__Set problem__. Rewrite the lines of the data below, everything from the line containing "tweet-text-segment: y hacerla" down to the one containing "tweet-text: Gracias a", with "hacerla" replaced by "volverla" and nothing else changed. Give only those lines.

__Source data__.
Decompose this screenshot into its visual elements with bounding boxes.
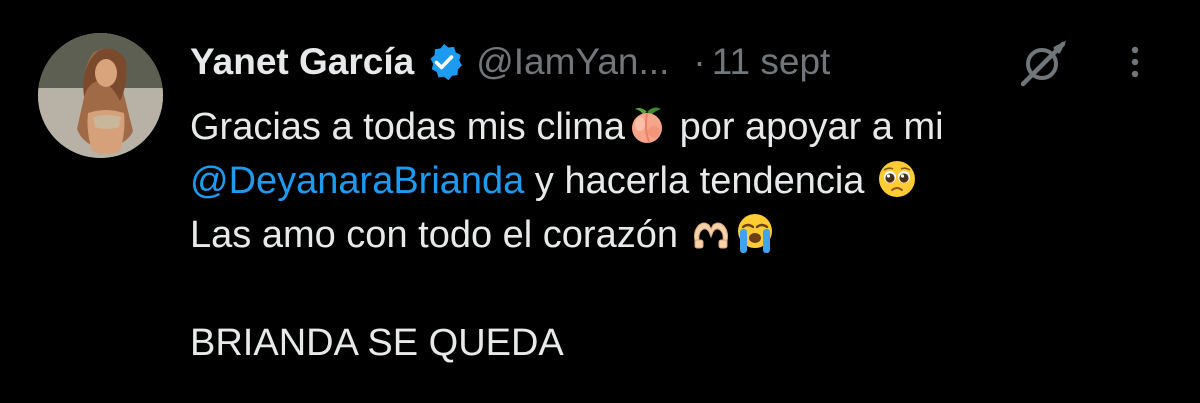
tweet-text-segment: y hacerla tendencia bbox=[524, 160, 875, 202]
tweet-text-segment: Gracias a todas mis clima bbox=[190, 106, 626, 148]
tweet-text-segment: Las amo con todo el corazón bbox=[190, 214, 689, 256]
separator-dot: · bbox=[693, 41, 706, 82]
tweet-line-2: @DeyanaraBrianda y hacerla tendencia bbox=[190, 154, 944, 208]
tweet-text: Gracias a todas mis clima por apoyar a m… bbox=[190, 100, 944, 370]
verified-badge-icon[interactable] bbox=[424, 42, 464, 82]
tweet[interactable]: Yanet García @IamYan... · 11 sept Gracia… bbox=[0, 0, 1200, 403]
tweet-text-segment: por apoyar a mi bbox=[669, 106, 944, 148]
tweet-line-3: Las amo con todo el corazón bbox=[190, 208, 944, 262]
peach-emoji bbox=[625, 103, 669, 147]
more-options-icon[interactable] bbox=[1120, 38, 1150, 88]
pleading-face-emoji bbox=[875, 157, 919, 201]
tweet-line-4: BRIANDA SE QUEDA bbox=[190, 322, 564, 364]
tweet-header: Yanet García @IamYan... · 11 sept bbox=[190, 36, 830, 88]
heart-hands-emoji bbox=[689, 211, 733, 255]
loudly-crying-face-emoji bbox=[733, 211, 777, 255]
tweet-line-1: Gracias a todas mis clima por apoyar a m… bbox=[190, 100, 944, 154]
avatar[interactable] bbox=[38, 33, 163, 158]
grok-icon[interactable] bbox=[1015, 38, 1073, 88]
timestamp[interactable]: 11 sept bbox=[712, 41, 831, 83]
mention-link[interactable]: @DeyanaraBrianda bbox=[190, 160, 524, 202]
author-handle[interactable]: @IamYan... bbox=[476, 41, 669, 83]
author-display-name[interactable]: Yanet García bbox=[190, 41, 414, 83]
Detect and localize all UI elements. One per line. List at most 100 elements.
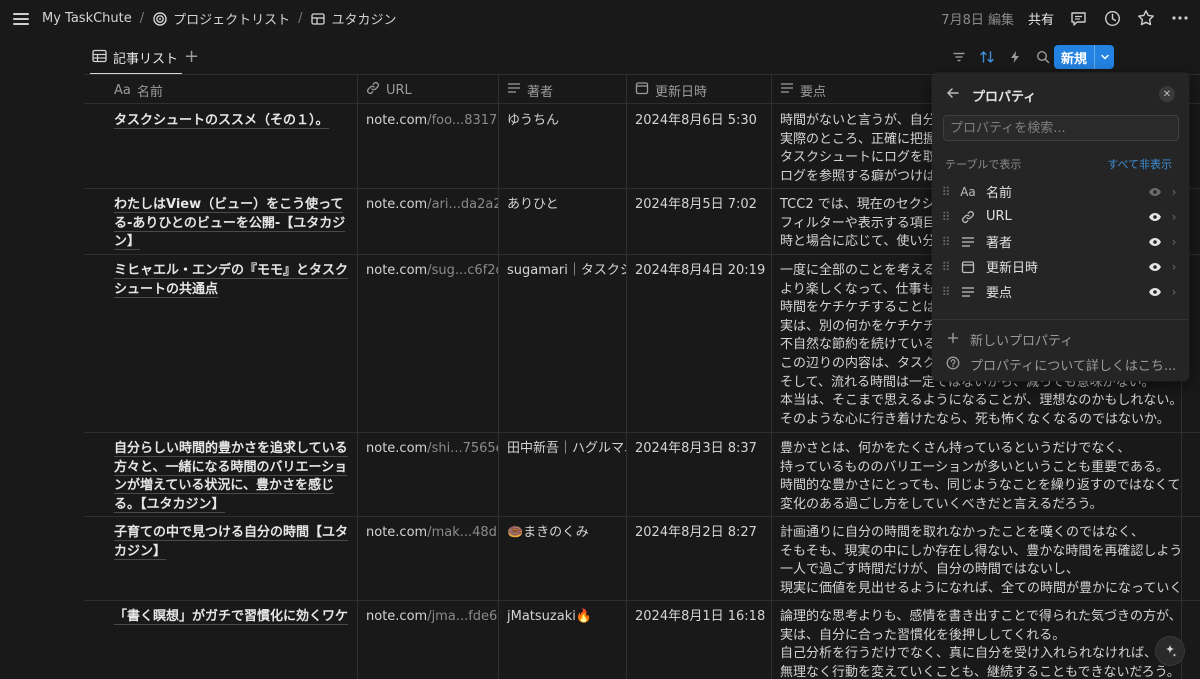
drag-handle-icon[interactable]: ⠿ [938, 235, 954, 249]
cell-url[interactable]: note.com/jma...fde6bf [358, 601, 499, 679]
drag-handle-icon[interactable]: ⠿ [938, 285, 954, 299]
cell-url[interactable]: note.com/foo...831740 [358, 105, 499, 188]
help-icon [946, 356, 960, 374]
learn-more-link[interactable]: プロパティについて詳しくはこち... [946, 355, 1176, 374]
cell-url[interactable]: note.com/ari...da2a2d [358, 189, 499, 254]
sort-icon[interactable] [976, 46, 998, 68]
text-icon: Aa [114, 82, 131, 98]
properties-panel: プロパティ ✕ テーブルで表示 すべて非表示 ⠿ Aa 名前 › ⠿ URL ›… [932, 73, 1189, 381]
lines-icon [507, 82, 521, 98]
more-icon[interactable] [1170, 8, 1190, 28]
drag-handle-icon[interactable]: ⠿ [938, 210, 954, 224]
cell-date[interactable]: 2024年8月5日 7:02 [627, 189, 772, 254]
column-header-updated[interactable]: 更新日時 [627, 75, 772, 105]
ai-sparkle-icon[interactable] [1156, 637, 1184, 665]
close-icon[interactable]: ✕ [1159, 86, 1175, 102]
calendar-icon [635, 81, 649, 99]
cell-name[interactable]: ミヒャエル・エンデの『モモ』とタスクシュートの共通点 [106, 255, 358, 432]
chevron-right-icon[interactable]: › [1165, 210, 1183, 224]
cell-url[interactable]: note.com/sug...c6f2d9 [358, 255, 499, 432]
clock-icon[interactable] [1102, 8, 1122, 28]
target-icon [152, 11, 167, 26]
property-row-url[interactable]: ⠿ URL › [938, 204, 1183, 229]
cell-author[interactable]: sugamari｜タスクシュ [499, 255, 627, 432]
view-tab-article-list[interactable]: 記事リスト [92, 48, 178, 67]
cell-author[interactable]: ゆうちん [499, 105, 627, 188]
hide-all-button[interactable]: すべて非表示 [1107, 156, 1172, 172]
breadcrumb-my-taskchute[interactable]: My TaskChute [42, 11, 132, 26]
breadcrumb-yutakajin[interactable]: ユタカジン [311, 9, 397, 28]
chevron-right-icon[interactable]: › [1165, 185, 1183, 199]
back-arrow-icon[interactable] [946, 85, 960, 104]
breadcrumb-project-list[interactable]: プロジェクトリスト [152, 9, 290, 28]
top-bar: My TaskChute / プロジェクトリスト / ユタカジン 7月8日 編集… [0, 0, 1200, 38]
link-icon [958, 210, 978, 224]
cell-name[interactable]: わたしはView（ビュー）をこう使ってる-ありひとのビューを公開-【ユタカジン】 [106, 189, 358, 254]
column-header-url[interactable]: URL [358, 75, 499, 105]
plus-icon [946, 331, 960, 349]
section-label: テーブルで表示 [945, 158, 1022, 171]
chevron-right-icon[interactable]: › [1165, 260, 1183, 274]
cell-summary[interactable]: 計画通りに自分の時間を取れなかったことを嘆くのではなく、 そもそも、現実の中にし… [772, 517, 1182, 600]
cell-date[interactable]: 2024年8月2日 8:27 [627, 517, 772, 600]
drag-handle-icon[interactable]: ⠿ [938, 185, 954, 199]
property-row-summary[interactable]: ⠿ 要点 › [938, 279, 1183, 304]
lines-icon [958, 236, 978, 248]
eye-icon[interactable] [1145, 262, 1165, 272]
property-row-author[interactable]: ⠿ 著者 › [938, 229, 1183, 254]
new-property-button[interactable]: 新しいプロパティ [946, 330, 1073, 349]
eye-icon[interactable] [1145, 237, 1165, 247]
star-icon[interactable] [1136, 8, 1156, 28]
cell-url[interactable]: note.com/mak...48dba6 [358, 517, 499, 600]
eye-icon[interactable] [1145, 187, 1165, 197]
add-view-plus-icon[interactable]: + [184, 46, 199, 67]
column-header-name[interactable]: Aa 名前 [106, 75, 358, 105]
chevron-down-icon[interactable] [1094, 45, 1114, 69]
cell-author[interactable]: 🍩まきのくみ [499, 517, 627, 600]
cell-author[interactable]: 田中新吾｜ハグルマニ [499, 433, 627, 516]
last-edited: 7月8日 編集 [941, 12, 1014, 28]
table-row[interactable]: 子育ての中で見つける自分の時間【ユタカジン】 note.com/mak...48… [84, 517, 1200, 601]
cell-date[interactable]: 2024年8月3日 8:37 [627, 433, 772, 516]
cell-summary[interactable]: 論理的な思考よりも、感情を書き出すことで得られた気づきの方が、 実は、自分に合っ… [772, 601, 1182, 679]
search-icon[interactable] [1032, 46, 1054, 68]
lightning-icon[interactable] [1004, 46, 1026, 68]
cell-name[interactable]: タスクシュートのススメ（その１）。 [106, 105, 358, 188]
property-search-input[interactable] [943, 115, 1179, 141]
column-header-author[interactable]: 著者 [499, 75, 627, 105]
comment-icon[interactable] [1068, 8, 1088, 28]
chevron-right-icon[interactable]: › [1165, 285, 1183, 299]
filter-icon[interactable] [948, 46, 970, 68]
table-view-icon [92, 49, 107, 67]
top-actions: 7月8日 編集 共有 [941, 8, 1190, 28]
eye-icon[interactable] [1145, 287, 1165, 297]
cell-name[interactable]: 子育ての中で見つける自分の時間【ユタカジン】 [106, 517, 358, 600]
cell-summary[interactable]: 豊かさとは、何かをたくさん持っているというだけでなく、 持っているもののバリエー… [772, 433, 1182, 516]
view-bar: 記事リスト + 新規 [84, 40, 1200, 75]
property-row-name[interactable]: ⠿ Aa 名前 › [938, 179, 1183, 204]
breadcrumb: My TaskChute / プロジェクトリスト / ユタカジン [42, 9, 397, 28]
panel-title: プロパティ [972, 90, 1037, 105]
eye-icon[interactable] [1145, 212, 1165, 222]
text-icon: Aa [960, 184, 976, 199]
cell-name[interactable]: 「書く瞑想」がガチで習慣化に効くワケ [106, 601, 358, 679]
link-icon [366, 81, 380, 99]
breadcrumb-separator: / [139, 11, 145, 26]
cell-url[interactable]: note.com/shi...7565e4 [358, 433, 499, 516]
property-row-updated[interactable]: ⠿ 更新日時 › [938, 254, 1183, 279]
cell-date[interactable]: 2024年8月6日 5:30 [627, 105, 772, 188]
calendar-icon [958, 260, 978, 274]
table-row[interactable]: 自分らしい時間的豊かさを追求している方々と、一緒になる時間のバリエーションが増え… [84, 433, 1200, 517]
drag-handle-icon[interactable]: ⠿ [938, 260, 954, 274]
menu-icon[interactable] [12, 10, 30, 28]
cell-name[interactable]: 自分らしい時間的豊かさを追求している方々と、一緒になる時間のバリエーションが増え… [106, 433, 358, 516]
table-row[interactable]: 「書く瞑想」がガチで習慣化に効くワケ note.com/jma...fde6bf… [84, 601, 1200, 679]
chevron-right-icon[interactable]: › [1165, 235, 1183, 249]
cell-author[interactable]: ありひと [499, 189, 627, 254]
cell-date[interactable]: 2024年8月4日 20:19 [627, 255, 772, 432]
cell-date[interactable]: 2024年8月1日 16:18 [627, 601, 772, 679]
share-button[interactable]: 共有 [1028, 9, 1054, 28]
cell-author[interactable]: jMatsuzaki🔥 [499, 601, 627, 679]
new-button[interactable]: 新規 [1054, 45, 1114, 69]
table-icon [311, 11, 326, 26]
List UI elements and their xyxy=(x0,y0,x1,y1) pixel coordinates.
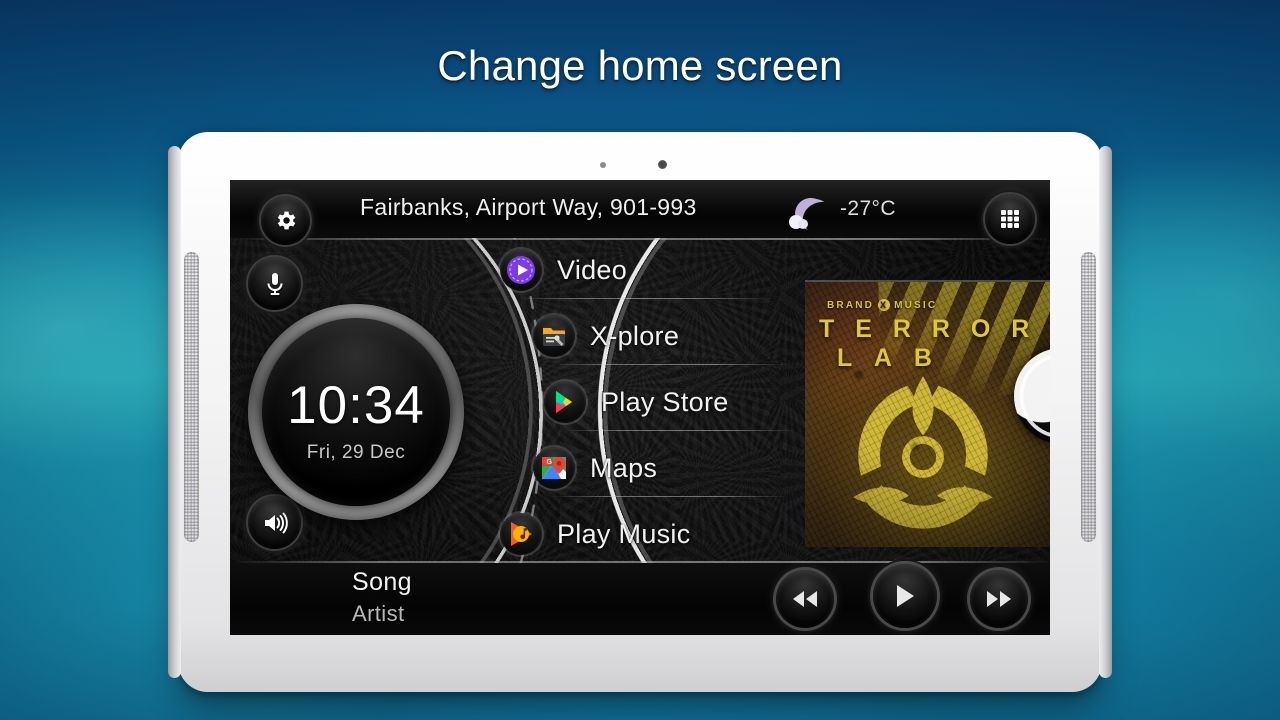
settings-button[interactable] xyxy=(261,196,310,245)
now-playing-divider xyxy=(230,561,1050,563)
app-label: Play Music xyxy=(557,518,691,549)
app-separator xyxy=(551,496,790,497)
play-icon xyxy=(897,585,914,607)
rewind-icon xyxy=(793,591,817,607)
app-shortcut-list: Video X-plore Play Store G Maps Play Mus… xyxy=(500,242,830,555)
microphone-icon xyxy=(266,272,283,295)
grid-icon xyxy=(1001,210,1019,228)
previous-button[interactable] xyxy=(776,570,834,628)
album-brand-mark: X xyxy=(878,299,891,311)
gear-icon xyxy=(277,211,296,230)
album-brand-text: BRAND xyxy=(827,299,875,311)
video-player-icon xyxy=(500,249,542,291)
status-bar-divider xyxy=(230,238,1050,240)
speaker-grille-right xyxy=(1081,252,1096,542)
ambient-sensor-dot xyxy=(600,162,606,168)
app-separator xyxy=(551,364,790,365)
app-separator xyxy=(562,430,797,431)
device-screen: Fairbanks, Airport Way, 901-993 -27°C 10… xyxy=(230,180,1050,635)
app-label: X-plore xyxy=(590,320,680,351)
volume-button[interactable] xyxy=(248,496,301,549)
artist-name: Artist xyxy=(352,601,405,626)
album-title-line1: T E R R O R xyxy=(819,315,1037,343)
svg-text:G: G xyxy=(547,459,553,466)
song-title: Song xyxy=(352,568,412,596)
clock-time: 10:34 xyxy=(287,375,425,435)
app-drawer-button[interactable] xyxy=(985,194,1035,244)
temperature-value: -27°C xyxy=(840,197,896,220)
file-manager-icon xyxy=(533,315,575,357)
clock-date: Fri, 29 Dec xyxy=(306,441,406,463)
fast-forward-icon xyxy=(987,591,1011,607)
page-title: Change home screen xyxy=(437,42,843,89)
clock-widget[interactable]: 10:34 Fri, 29 Dec xyxy=(248,304,464,520)
moon-cloud-icon xyxy=(785,196,825,232)
app-label: Video xyxy=(557,254,628,285)
album-brand-suffix: MUSIC xyxy=(894,299,938,311)
google-maps-icon: G xyxy=(533,447,575,489)
play-music-icon xyxy=(500,513,542,555)
app-row-xplore[interactable]: X-plore xyxy=(533,308,679,364)
location-address[interactable]: Fairbanks, Airport Way, 901-993 xyxy=(360,194,780,221)
app-row-maps[interactable]: G Maps xyxy=(533,440,657,496)
tablet-left-edge xyxy=(168,146,181,678)
app-separator xyxy=(518,298,768,299)
app-label: Maps xyxy=(590,452,658,483)
play-store-icon xyxy=(544,381,586,423)
app-row-play-store[interactable]: Play Store xyxy=(544,374,729,430)
speaker-volume-icon xyxy=(264,512,288,533)
app-label: Play Store xyxy=(601,386,729,417)
album-title-line2: L A B xyxy=(837,344,940,372)
voice-command-button[interactable] xyxy=(248,257,301,310)
clock-face: 10:34 Fri, 29 Dec xyxy=(262,318,450,506)
front-camera-dot xyxy=(658,160,667,169)
next-button[interactable] xyxy=(970,570,1028,628)
album-art[interactable]: BRAND X MUSIC T E R R O R L A B xyxy=(805,280,1050,547)
album-brand: BRAND X MUSIC xyxy=(827,299,937,311)
play-pause-button[interactable] xyxy=(873,564,937,628)
app-row-play-music[interactable]: Play Music xyxy=(500,506,691,562)
tablet-right-edge xyxy=(1099,146,1112,678)
speaker-grille-left xyxy=(184,252,199,542)
app-row-video[interactable]: Video xyxy=(500,242,627,298)
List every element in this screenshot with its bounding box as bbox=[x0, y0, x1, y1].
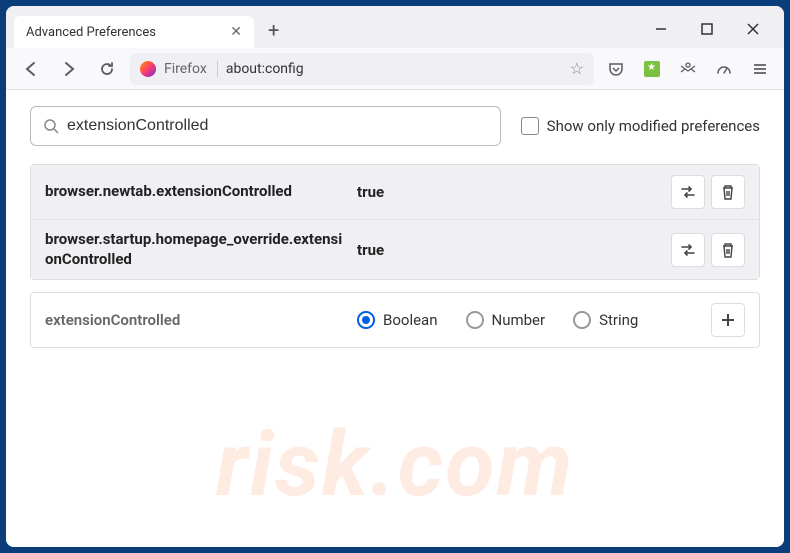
add-pref-button[interactable] bbox=[711, 303, 745, 337]
radio-icon bbox=[357, 311, 375, 329]
pocket-icon[interactable] bbox=[602, 55, 630, 83]
pref-row[interactable]: browser.newtab.extensionControlled true bbox=[31, 165, 759, 219]
radio-boolean[interactable]: Boolean bbox=[357, 311, 438, 329]
back-button[interactable] bbox=[16, 54, 46, 84]
window-controls bbox=[638, 6, 776, 44]
radio-icon bbox=[573, 311, 591, 329]
pref-value: true bbox=[357, 183, 659, 201]
radio-label: Boolean bbox=[383, 311, 438, 329]
modified-only-option[interactable]: Show only modified preferences bbox=[521, 117, 760, 135]
bookmark-star-icon[interactable]: ☆ bbox=[570, 59, 584, 78]
window: Advanced Preferences ✕ + Firefox about:c… bbox=[6, 6, 784, 547]
modified-label: Show only modified preferences bbox=[547, 117, 760, 135]
url-prefix: Firefox bbox=[164, 61, 218, 77]
radio-label: Number bbox=[492, 311, 546, 329]
radio-label: String bbox=[599, 311, 638, 329]
new-pref-name: extensionControlled bbox=[45, 311, 345, 329]
watermark: risk.com bbox=[216, 412, 574, 517]
radio-string[interactable]: String bbox=[573, 311, 638, 329]
delete-button[interactable] bbox=[711, 175, 745, 209]
tab-title: Advanced Preferences bbox=[26, 25, 156, 40]
forward-button[interactable] bbox=[54, 54, 84, 84]
maximize-button[interactable] bbox=[684, 14, 730, 44]
pref-actions bbox=[671, 233, 745, 267]
reload-button[interactable] bbox=[92, 54, 122, 84]
search-row: Show only modified preferences bbox=[30, 106, 760, 146]
dashboard-icon[interactable] bbox=[710, 55, 738, 83]
search-icon bbox=[43, 118, 59, 134]
firefox-logo-icon bbox=[140, 61, 156, 77]
search-box[interactable] bbox=[30, 106, 501, 146]
extension-icon[interactable] bbox=[638, 55, 666, 83]
toggle-button[interactable] bbox=[671, 233, 705, 267]
url-address: about:config bbox=[226, 61, 562, 77]
delete-button[interactable] bbox=[711, 233, 745, 267]
close-window-button[interactable] bbox=[730, 14, 776, 44]
new-tab-button[interactable]: + bbox=[258, 12, 289, 48]
minimize-button[interactable] bbox=[638, 14, 684, 44]
close-tab-icon[interactable]: ✕ bbox=[230, 24, 242, 40]
browser-tab[interactable]: Advanced Preferences ✕ bbox=[14, 16, 254, 48]
menu-icon[interactable] bbox=[746, 55, 774, 83]
pref-value: true bbox=[357, 241, 659, 259]
toggle-button[interactable] bbox=[671, 175, 705, 209]
pref-name: browser.newtab.extensionControlled bbox=[45, 182, 345, 202]
search-input[interactable] bbox=[67, 117, 488, 135]
radio-number[interactable]: Number bbox=[466, 311, 546, 329]
mail-icon[interactable] bbox=[674, 55, 702, 83]
toolbar: Firefox about:config ☆ bbox=[6, 48, 784, 90]
pref-row[interactable]: browser.startup.homepage_override.extens… bbox=[31, 219, 759, 279]
modified-checkbox[interactable] bbox=[521, 117, 539, 135]
pref-name: browser.startup.homepage_override.extens… bbox=[45, 230, 345, 269]
radio-icon bbox=[466, 311, 484, 329]
type-radio-group: Boolean Number String bbox=[357, 311, 699, 329]
tab-bar: Advanced Preferences ✕ + bbox=[6, 6, 784, 48]
pref-actions bbox=[671, 175, 745, 209]
new-pref-row: extensionControlled Boolean Number Strin… bbox=[30, 292, 760, 348]
content-area: Show only modified preferences browser.n… bbox=[6, 90, 784, 547]
prefs-table: browser.newtab.extensionControlled true … bbox=[30, 164, 760, 280]
url-bar[interactable]: Firefox about:config ☆ bbox=[130, 53, 594, 85]
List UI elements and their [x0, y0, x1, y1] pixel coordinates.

__The solution__.
tweet-text-segment: y volverla tendencia bbox=[524, 160, 875, 202]
tweet-text-segment: Gracias a todas mis clima bbox=[190, 106, 626, 148]
tweet-text-segment: Las amo con todo el corazón bbox=[190, 214, 689, 256]
separator-dot: · bbox=[693, 41, 706, 82]
tweet-line-2: @DeyanaraBrianda y volverla tendencia bbox=[190, 154, 944, 208]
tweet-text: Gracias a todas mis clima por apoyar a m… bbox=[190, 100, 944, 370]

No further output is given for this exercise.